Set exercise >> Repeat, exactly and in full, the lines of the listing below, but without any pictures.

— Start Exercise data —

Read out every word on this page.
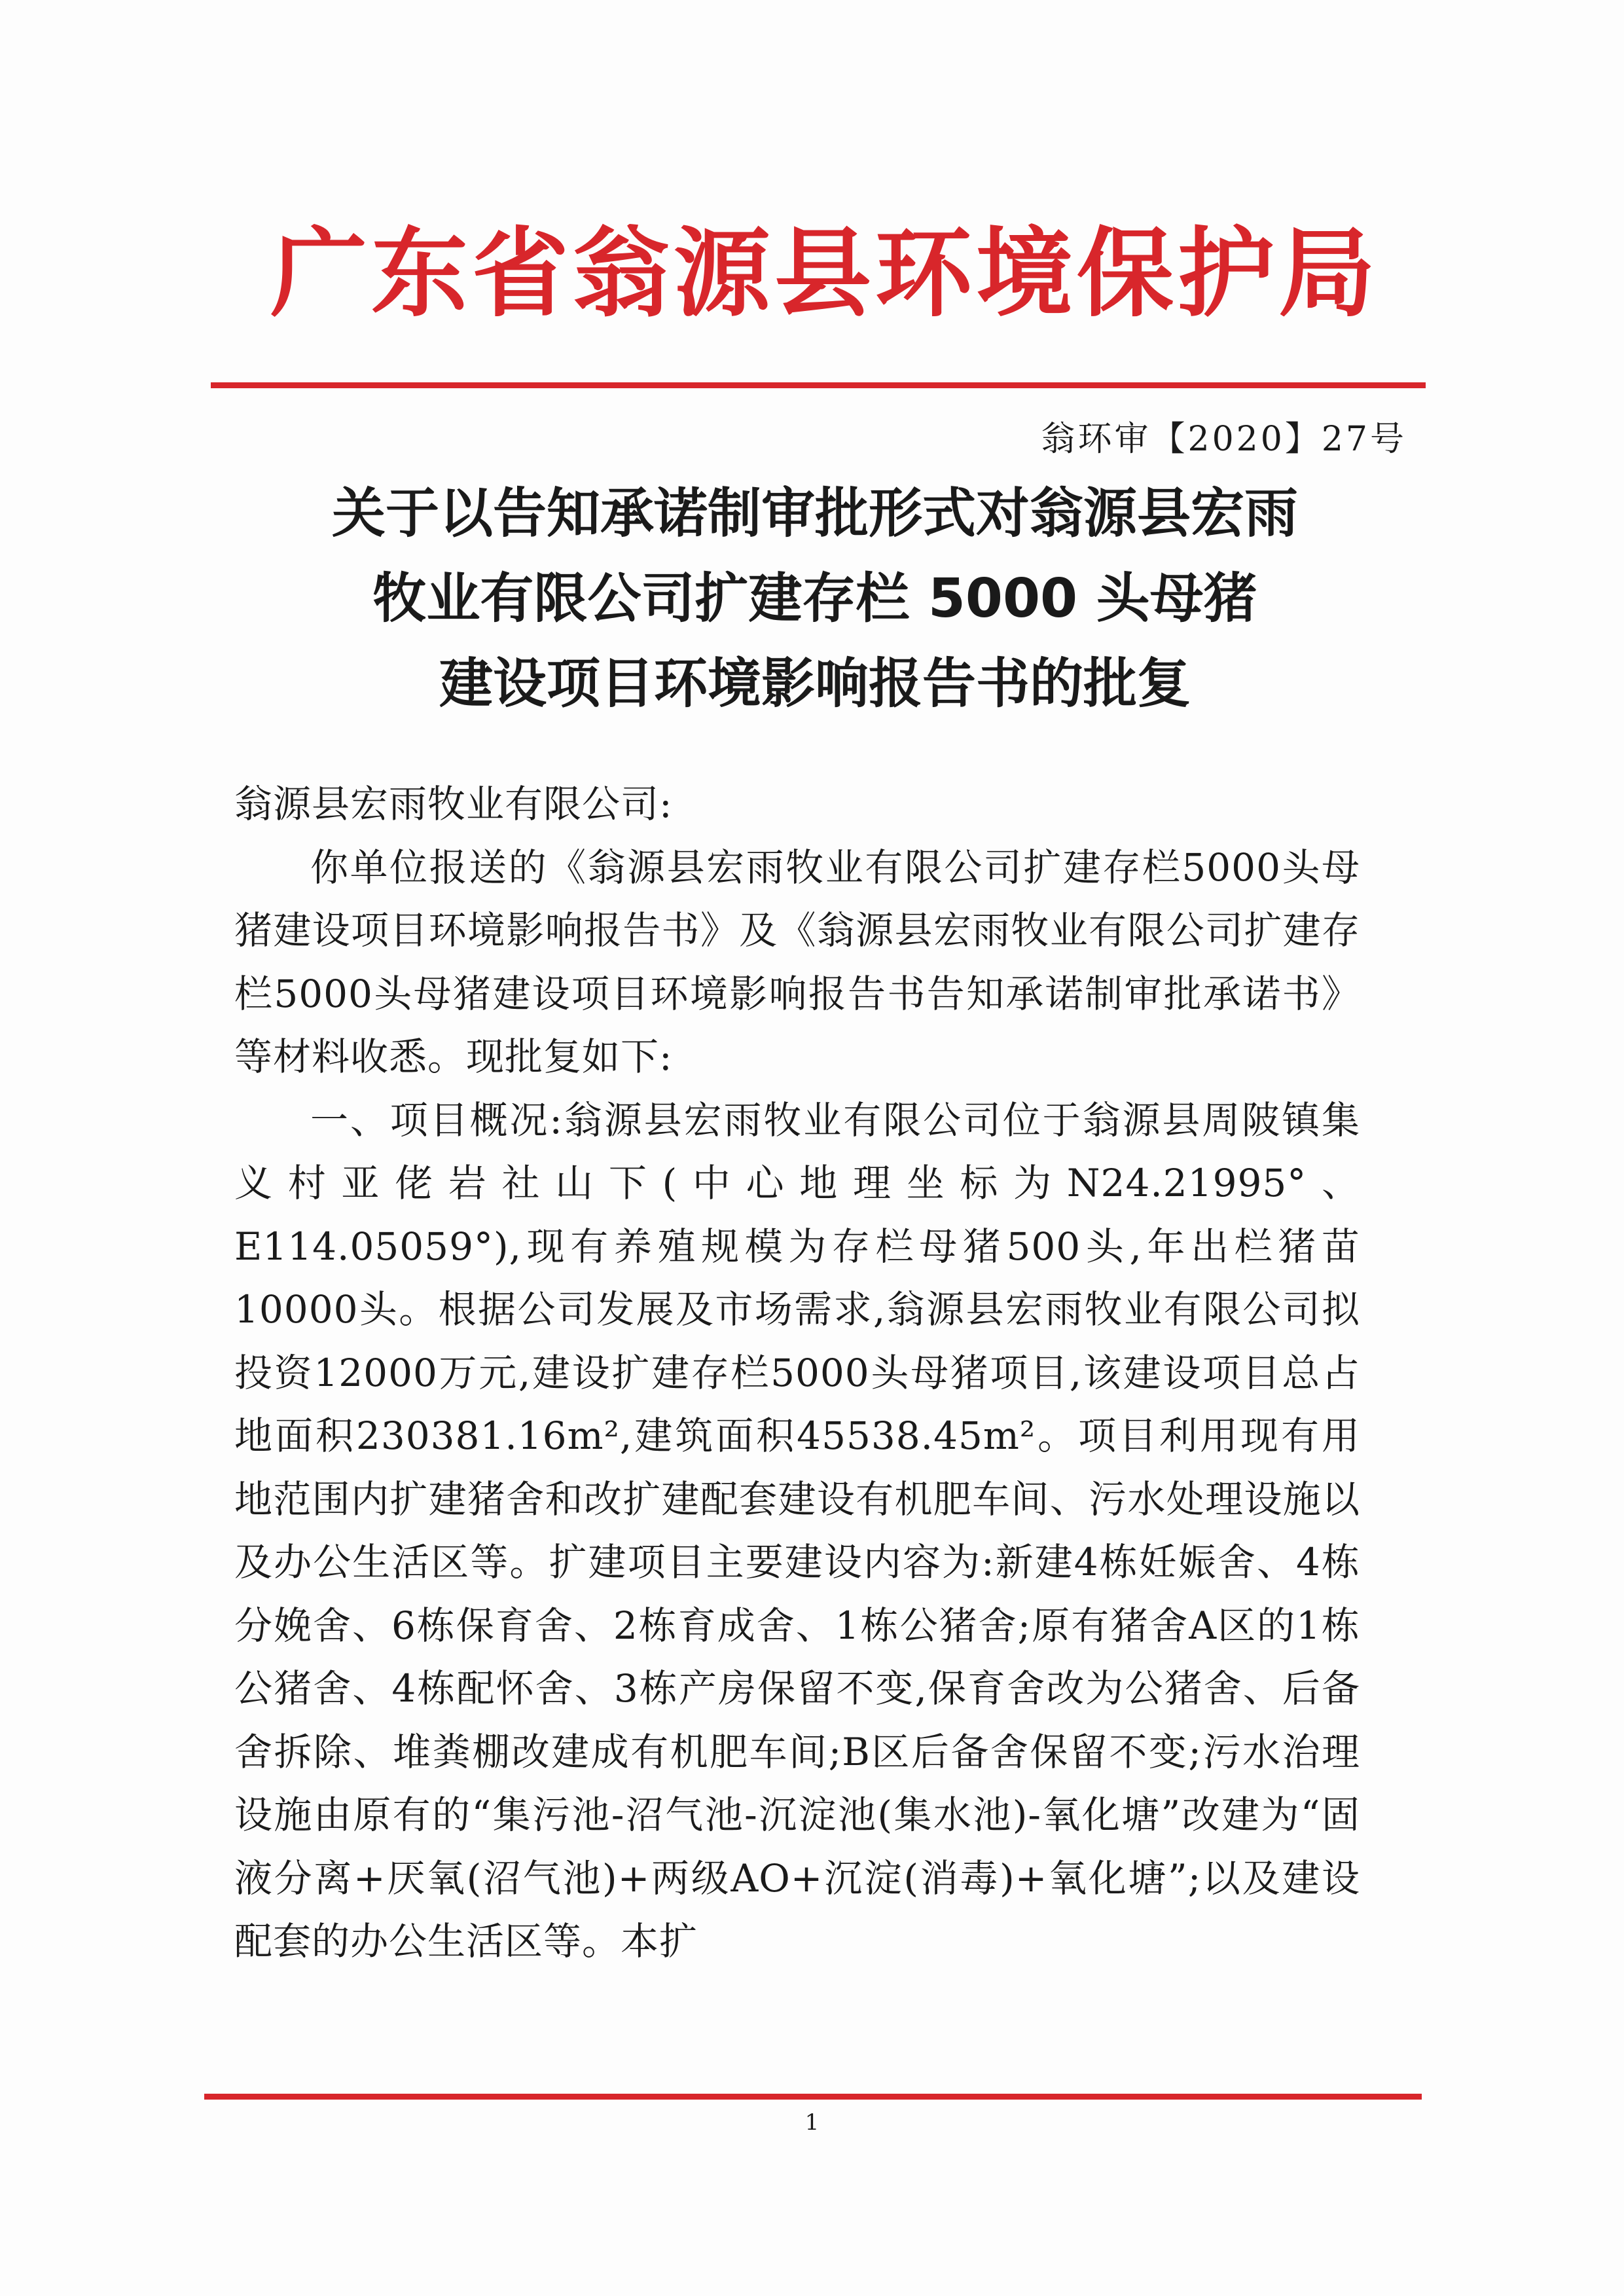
广东省翁源县环境保护局
翁环审【2020】27号
关于以告知承诺制审批形式对翁源县宏雨
牧业有限公司扩建存栏 5000 头母猪
建设项目环境影响报告书的批复

翁源县宏雨牧业有限公司:

你单位报送的《翁源县宏雨牧业有限公司扩建存栏5000头母猪建设项目环境影响报告书》及《翁源县宏雨牧业有限公司扩建存栏5000头母猪建设项目环境影响报告书告知承诺制审批承诺书》等材料收悉。现批复如下:

一、项目概况:翁源县宏雨牧业有限公司位于翁源县周陂镇集义村亚佬岩社山下(中心地理坐标为N24.21995°、E114.05059°),现有养殖规模为存栏母猪500头,年出栏猪苗10000头。根据公司发展及市场需求,翁源县宏雨牧业有限公司拟投资12000万元,建设扩建存栏5000头母猪项目,该建设项目总占地面积230381.16m²,建筑面积45538.45m²。项目利用现有用地范围内扩建猪舍和改扩建配套建设有机肥车间、污水处理设施以及办公生活区等。扩建项目主要建设内容为:新建4栋妊娠舍、4栋分娩舍、6栋保育舍、2栋育成舍、1栋公猪舍;原有猪舍A区的1栋公猪舍、4栋配怀舍、3栋产房保留不变,保育舍改为公猪舍、后备舍拆除、堆粪棚改建成有机肥车间;B区后备舍保留不变;污水治理设施由原有的“集污池-沼气池-沉淀池(集水池)-氧化塘”改建为“固液分离+厌氧(沼气池)+两级AO+沉淀(消毒)+氧化塘”;以及建设配套的办公生活区等。本扩

1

— End Exercise data —

Expected output >>
Read out every word on this page.
广东省翁源县环境保护局
翁环审【2020】27号
关于以告知承诺制审批形式对翁源县宏雨
牧业有限公司扩建存栏 5000 头母猪
建设项目环境影响报告书的批复

翁源县宏雨牧业有限公司:

你单位报送的《翁源县宏雨牧业有限公司扩建存栏5000头母猪建设项目环境影响报告书》及《翁源县宏雨牧业有限公司扩建存栏5000头母猪建设项目环境影响报告书告知承诺制审批承诺书》等材料收悉。现批复如下:

一、项目概况:翁源县宏雨牧业有限公司位于翁源县周陂镇集义村亚佬岩社山下(中心地理坐标为N24.21995°、E114.05059°),现有养殖规模为存栏母猪500头,年出栏猪苗10000头。根据公司发展及市场需求,翁源县宏雨牧业有限公司拟投资12000万元,建设扩建存栏5000头母猪项目,该建设项目总占地面积230381.16m²,建筑面积45538.45m²。项目利用现有用地范围内扩建猪舍和改扩建配套建设有机肥车间、污水处理设施以及办公生活区等。扩建项目主要建设内容为:新建4栋妊娠舍、4栋分娩舍、6栋保育舍、2栋育成舍、1栋公猪舍;原有猪舍A区的1栋公猪舍、4栋配怀舍、3栋产房保留不变,保育舍改为公猪舍、后备舍拆除、堆粪棚改建成有机肥车间;B区后备舍保留不变;污水治理设施由原有的“集污池-沼气池-沉淀池(集水池)-氧化塘”改建为“固液分离+厌氧(沼气池)+两级AO+沉淀(消毒)+氧化塘”;以及建设配套的办公生活区等。本扩

1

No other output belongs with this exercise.